_WHAT YOU HAVE TO DO:_
Copy the farming blog post again, starting with "Through these environmental" and going on through "affordable once more.", but swap "hedgerows" for "hedges".

_ARTICLE:_
┌────────

I was pretty annoyed by the hyperbole in the Observer article, you are going to have to read it to follow this entry but basically the article says that farmers are ripping out all the environmental features now that grain prices have risen.  I've written my first ever letter to a national newspaper (I once wrote one to our local newspaper when I was fourteen.  They had a headline "Man hit by lorry was lucky" say police.  I wrote to suggest that he was unlucky.  We digress) 

OK, I'm a hypocrite on the payments for environmental stuff.  I'm currently claiming a thousand or two a year from the Entry Level environmental stewardship scheme (I honestly don't know how much we get, It's a lot less than five grand a year.  You might be able to find out here www.farmsubsidy.org  - we trade as K.W. Naylor and Son, if that helps).

Anyway I'm a hypocrite because I argued here in an article that I wrote for the NFU a few years ago that putting a price on things like skylarks was crass and cruel because it subjected them to market forces.  It was unpopular at the time and I had a spat in print with Graham Wynne from the RSPB. 

I suggested that the consumer should take their responsibility seriously and could pay for these things through products if we communicated what we are doing for the environment through our brands.  Ironically, or perhaps appropriately, in the intervening period I have started dealing with Waitrose and become a LEAF Marque producer and I'm prouder of that than of anything else that I have done with the business in the last (ahem) fifteen years. 

The ELS money was a small but helpful and supportive nudge in the right direction with our transition to becoming officially sustainable and bio-diverse.  I appreciate the ELS money much more than than the Single Payment Scheme cheque (you can find out all you need to know about our cheque on www.farmsubsidy.org too: and anyone else's cheque for that matter.  My candour here is enough to tell you our SPS cheque it is barely enough to pay for the tyres on dad's menoPorsche).

Anyhoo.  Below is the letter that I sent to the Observer/Guardian.  As a regular Guardian reader, I have finally tired of their constant carping at farmers.  Most farmers are doing their best for Christ's sake.  If they don't print the letter I will NEVER EVER buy the paper again (online reading doesn't count). 

Madam/Sir

 

I was disappointed to read the article by Caroline Davies in Sunday's Observer, "Eco farming ditched as food prices soar", which suggested that UK farmers will be tempted to undo the good work of the EU-funded environmental schemes now that food prices are rising. 

 

As a LEAF Marque farmer and participant in the Entry Level Scheme, I can assure you that her statement that "soaring food prices are threatening widespread ecological damage on the countryside" is untrue.   I, too, may choose to leave the ELS environmental stewardship scheme when my five year agreement ends.  The environmental benefits that  it has delivered will remain, only the cost to the taxpayer will end.   Now that we have been helped to embrace it, the ethos of farming sustainably remains within the culture of our business.

 

Through these environmental schemes, UK farmers have gratefully received taxpayers money  to partially fund  thousands of miles of hedgerows, dry stone walls and footpaths.  During the last green revolution, after WWII, we needed to remove features like this to allow food production to be mechanised.  This was how we met demand and made food affordable once more.

└────────

_DATASET EXCERPT:_
┌────────

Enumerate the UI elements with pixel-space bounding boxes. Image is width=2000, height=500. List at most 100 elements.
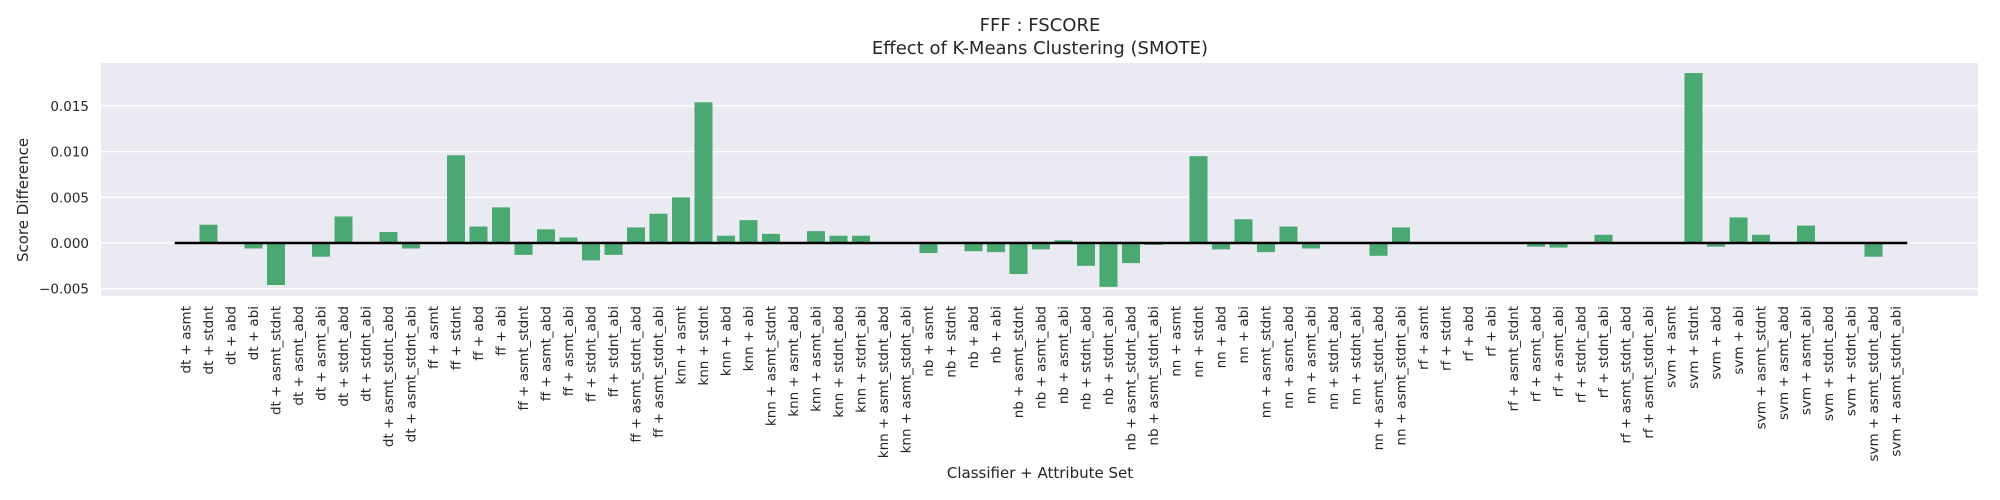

└────────

_THE RESULT:_
Through these environmental schemes, UK farmers have gratefully received taxpayers money  to partially fund  thousands of miles of hedges, dry stone walls and footpaths.  During the last green revolution, after WWII, we needed to remove features like this to allow food production to be mechanised.  This was how we met demand and made food affordable once more.